(Data records)
+++

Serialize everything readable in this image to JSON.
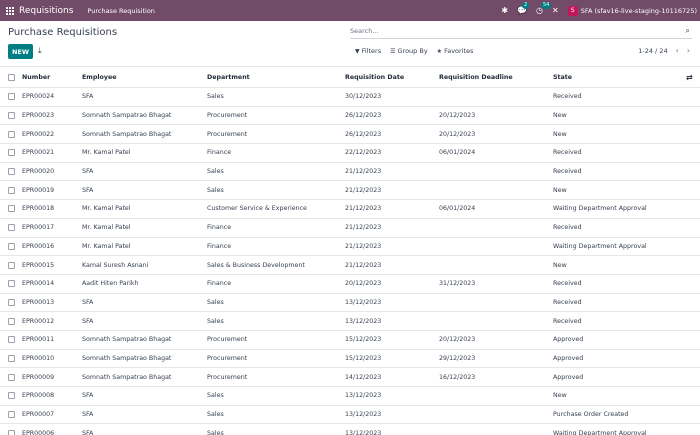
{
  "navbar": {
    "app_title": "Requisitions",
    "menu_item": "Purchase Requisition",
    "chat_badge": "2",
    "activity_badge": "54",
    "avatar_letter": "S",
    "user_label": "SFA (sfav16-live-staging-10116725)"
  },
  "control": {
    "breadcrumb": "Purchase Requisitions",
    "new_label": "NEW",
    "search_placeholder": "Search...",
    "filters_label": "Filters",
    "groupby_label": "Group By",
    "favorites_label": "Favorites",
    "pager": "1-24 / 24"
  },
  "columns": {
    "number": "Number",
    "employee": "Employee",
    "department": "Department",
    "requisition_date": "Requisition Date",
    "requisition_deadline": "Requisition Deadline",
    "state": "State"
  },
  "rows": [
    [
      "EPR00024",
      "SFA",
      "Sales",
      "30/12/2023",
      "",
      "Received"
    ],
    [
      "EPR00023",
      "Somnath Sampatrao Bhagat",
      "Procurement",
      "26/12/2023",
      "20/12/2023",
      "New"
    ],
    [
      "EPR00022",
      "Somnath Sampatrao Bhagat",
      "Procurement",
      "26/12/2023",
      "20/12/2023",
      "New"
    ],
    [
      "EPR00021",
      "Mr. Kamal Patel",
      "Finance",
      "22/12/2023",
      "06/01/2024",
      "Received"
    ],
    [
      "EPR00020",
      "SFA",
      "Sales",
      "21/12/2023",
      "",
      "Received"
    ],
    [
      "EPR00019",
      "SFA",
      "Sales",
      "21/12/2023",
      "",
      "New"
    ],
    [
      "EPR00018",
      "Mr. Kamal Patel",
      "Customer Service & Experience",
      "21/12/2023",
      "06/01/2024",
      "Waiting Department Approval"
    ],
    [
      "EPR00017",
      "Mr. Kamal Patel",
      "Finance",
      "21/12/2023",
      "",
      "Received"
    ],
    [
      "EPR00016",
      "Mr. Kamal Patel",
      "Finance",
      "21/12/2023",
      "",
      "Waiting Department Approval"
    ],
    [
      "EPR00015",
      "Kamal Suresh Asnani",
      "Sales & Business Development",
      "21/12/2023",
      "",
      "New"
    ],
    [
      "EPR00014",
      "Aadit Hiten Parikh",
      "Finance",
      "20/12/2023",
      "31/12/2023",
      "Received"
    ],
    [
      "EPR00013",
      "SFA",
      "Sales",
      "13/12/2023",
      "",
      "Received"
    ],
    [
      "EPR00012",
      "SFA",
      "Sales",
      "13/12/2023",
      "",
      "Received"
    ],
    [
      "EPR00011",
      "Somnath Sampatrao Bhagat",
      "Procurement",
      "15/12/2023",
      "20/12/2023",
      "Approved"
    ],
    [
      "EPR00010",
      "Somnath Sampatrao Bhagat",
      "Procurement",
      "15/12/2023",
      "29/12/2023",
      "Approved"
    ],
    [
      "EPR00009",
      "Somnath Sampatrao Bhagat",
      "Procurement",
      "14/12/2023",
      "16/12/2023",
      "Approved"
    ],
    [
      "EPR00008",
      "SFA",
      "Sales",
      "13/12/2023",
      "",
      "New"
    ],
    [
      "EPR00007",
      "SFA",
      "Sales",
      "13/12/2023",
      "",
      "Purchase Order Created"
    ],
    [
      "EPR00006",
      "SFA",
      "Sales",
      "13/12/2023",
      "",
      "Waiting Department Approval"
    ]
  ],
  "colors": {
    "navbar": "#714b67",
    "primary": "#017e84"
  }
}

+++

YOUR INSTRUCTIONS: Leave out the pictures and copy every record above exactly.

EXERCISE SOLUTION:
Serialize everything readable in this image to JSON.
{
  "navbar": {
    "app_title": "Requisitions",
    "menu_item": "Purchase Requisition",
    "chat_badge": "2",
    "activity_badge": "54",
    "avatar_letter": "S",
    "user_label": "SFA (sfav16-live-staging-10116725)"
  },
  "control": {
    "breadcrumb": "Purchase Requisitions",
    "new_label": "NEW",
    "search_placeholder": "Search...",
    "filters_label": "Filters",
    "groupby_label": "Group By",
    "favorites_label": "Favorites",
    "pager": "1-24 / 24"
  },
  "columns": {
    "number": "Number",
    "employee": "Employee",
    "department": "Department",
    "requisition_date": "Requisition Date",
    "requisition_deadline": "Requisition Deadline",
    "state": "State"
  },
  "rows": [
    [
      "EPR00024",
      "SFA",
      "Sales",
      "30/12/2023",
      "",
      "Received"
    ],
    [
      "EPR00023",
      "Somnath Sampatrao Bhagat",
      "Procurement",
      "26/12/2023",
      "20/12/2023",
      "New"
    ],
    [
      "EPR00022",
      "Somnath Sampatrao Bhagat",
      "Procurement",
      "26/12/2023",
      "20/12/2023",
      "New"
    ],
    [
      "EPR00021",
      "Mr. Kamal Patel",
      "Finance",
      "22/12/2023",
      "06/01/2024",
      "Received"
    ],
    [
      "EPR00020",
      "SFA",
      "Sales",
      "21/12/2023",
      "",
      "Received"
    ],
    [
      "EPR00019",
      "SFA",
      "Sales",
      "21/12/2023",
      "",
      "New"
    ],
    [
      "EPR00018",
      "Mr. Kamal Patel",
      "Customer Service & Experience",
      "21/12/2023",
      "06/01/2024",
      "Waiting Department Approval"
    ],
    [
      "EPR00017",
      "Mr. Kamal Patel",
      "Finance",
      "21/12/2023",
      "",
      "Received"
    ],
    [
      "EPR00016",
      "Mr. Kamal Patel",
      "Finance",
      "21/12/2023",
      "",
      "Waiting Department Approval"
    ],
    [
      "EPR00015",
      "Kamal Suresh Asnani",
      "Sales & Business Development",
      "21/12/2023",
      "",
      "New"
    ],
    [
      "EPR00014",
      "Aadit Hiten Parikh",
      "Finance",
      "20/12/2023",
      "31/12/2023",
      "Received"
    ],
    [
      "EPR00013",
      "SFA",
      "Sales",
      "13/12/2023",
      "",
      "Received"
    ],
    [
      "EPR00012",
      "SFA",
      "Sales",
      "13/12/2023",
      "",
      "Received"
    ],
    [
      "EPR00011",
      "Somnath Sampatrao Bhagat",
      "Procurement",
      "15/12/2023",
      "20/12/2023",
      "Approved"
    ],
    [
      "EPR00010",
      "Somnath Sampatrao Bhagat",
      "Procurement",
      "15/12/2023",
      "29/12/2023",
      "Approved"
    ],
    [
      "EPR00009",
      "Somnath Sampatrao Bhagat",
      "Procurement",
      "14/12/2023",
      "16/12/2023",
      "Approved"
    ],
    [
      "EPR00008",
      "SFA",
      "Sales",
      "13/12/2023",
      "",
      "New"
    ],
    [
      "EPR00007",
      "SFA",
      "Sales",
      "13/12/2023",
      "",
      "Purchase Order Created"
    ],
    [
      "EPR00006",
      "SFA",
      "Sales",
      "13/12/2023",
      "",
      "Waiting Department Approval"
    ]
  ],
  "colors": {
    "navbar": "#714b67",
    "primary": "#017e84"
  }
}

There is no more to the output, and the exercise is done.